# [Supplied entries]

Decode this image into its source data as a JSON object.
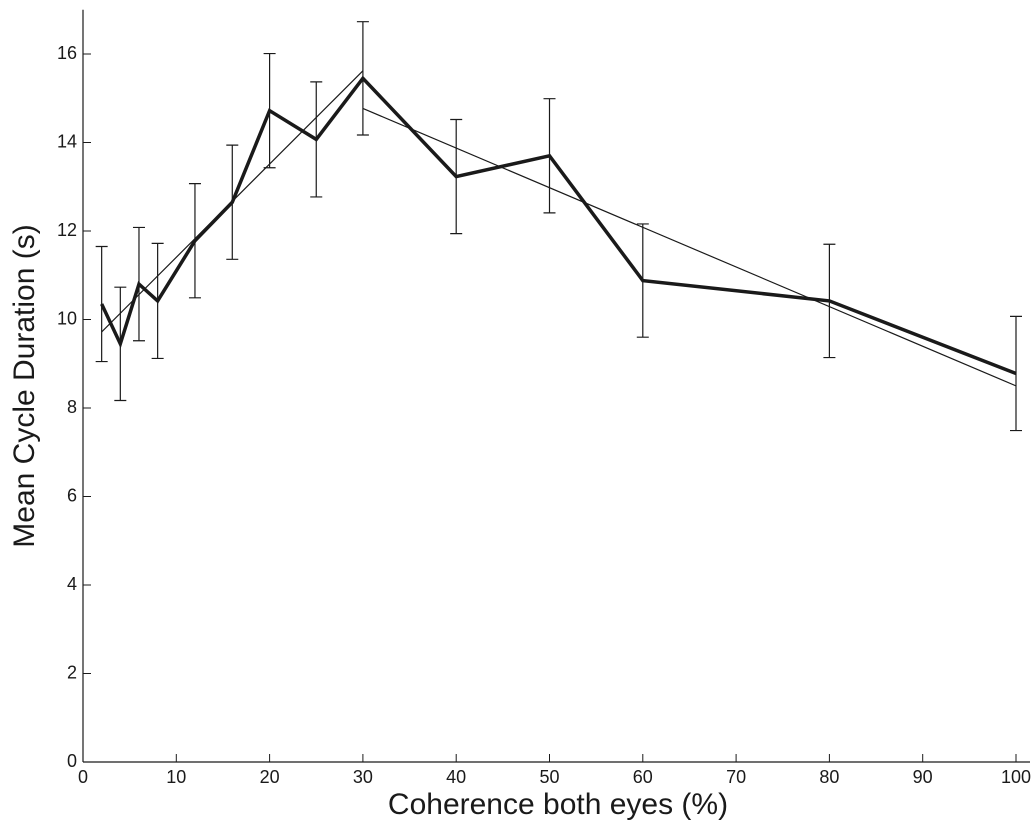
{
  "chart_data": {
    "type": "line",
    "xlabel": "Coherence both eyes (%)",
    "ylabel": "Mean Cycle Duration (s)",
    "x": [
      2,
      4,
      6,
      8,
      12,
      16,
      20,
      25,
      30,
      40,
      50,
      60,
      80,
      100
    ],
    "values": [
      10.35,
      9.45,
      10.8,
      10.42,
      11.78,
      12.65,
      14.72,
      14.07,
      15.45,
      13.23,
      13.7,
      10.88,
      10.42,
      8.78
    ],
    "errors": [
      1.3,
      1.28,
      1.28,
      1.3,
      1.29,
      1.29,
      1.29,
      1.3,
      1.28,
      1.29,
      1.29,
      1.28,
      1.28,
      1.29
    ],
    "color": "#1a1a1a",
    "fits": [
      {
        "x": [
          2,
          30
        ],
        "y": [
          9.72,
          15.62
        ]
      },
      {
        "x": [
          30,
          100
        ],
        "y": [
          14.77,
          8.5
        ]
      }
    ],
    "fit_color": "#1a1a1a",
    "xlim": [
      0,
      101.5
    ],
    "xticks": [
      0,
      10,
      20,
      30,
      40,
      50,
      60,
      70,
      80,
      90,
      100
    ],
    "ylim": [
      0,
      17
    ],
    "yticks": [
      0,
      2,
      4,
      6,
      8,
      10,
      12,
      14,
      16
    ]
  }
}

# [Exercise]
Set down every entry word for word, but omit the pictures.

# [The response]
Decode this image into its source data as a JSON object.
{
  "chart_data": {
    "type": "line",
    "xlabel": "Coherence both eyes (%)",
    "ylabel": "Mean Cycle Duration (s)",
    "x": [
      2,
      4,
      6,
      8,
      12,
      16,
      20,
      25,
      30,
      40,
      50,
      60,
      80,
      100
    ],
    "values": [
      10.35,
      9.45,
      10.8,
      10.42,
      11.78,
      12.65,
      14.72,
      14.07,
      15.45,
      13.23,
      13.7,
      10.88,
      10.42,
      8.78
    ],
    "errors": [
      1.3,
      1.28,
      1.28,
      1.3,
      1.29,
      1.29,
      1.29,
      1.3,
      1.28,
      1.29,
      1.29,
      1.28,
      1.28,
      1.29
    ],
    "color": "#1a1a1a",
    "fits": [
      {
        "x": [
          2,
          30
        ],
        "y": [
          9.72,
          15.62
        ]
      },
      {
        "x": [
          30,
          100
        ],
        "y": [
          14.77,
          8.5
        ]
      }
    ],
    "fit_color": "#1a1a1a",
    "xlim": [
      0,
      101.5
    ],
    "xticks": [
      0,
      10,
      20,
      30,
      40,
      50,
      60,
      70,
      80,
      90,
      100
    ],
    "ylim": [
      0,
      17
    ],
    "yticks": [
      0,
      2,
      4,
      6,
      8,
      10,
      12,
      14,
      16
    ]
  }
}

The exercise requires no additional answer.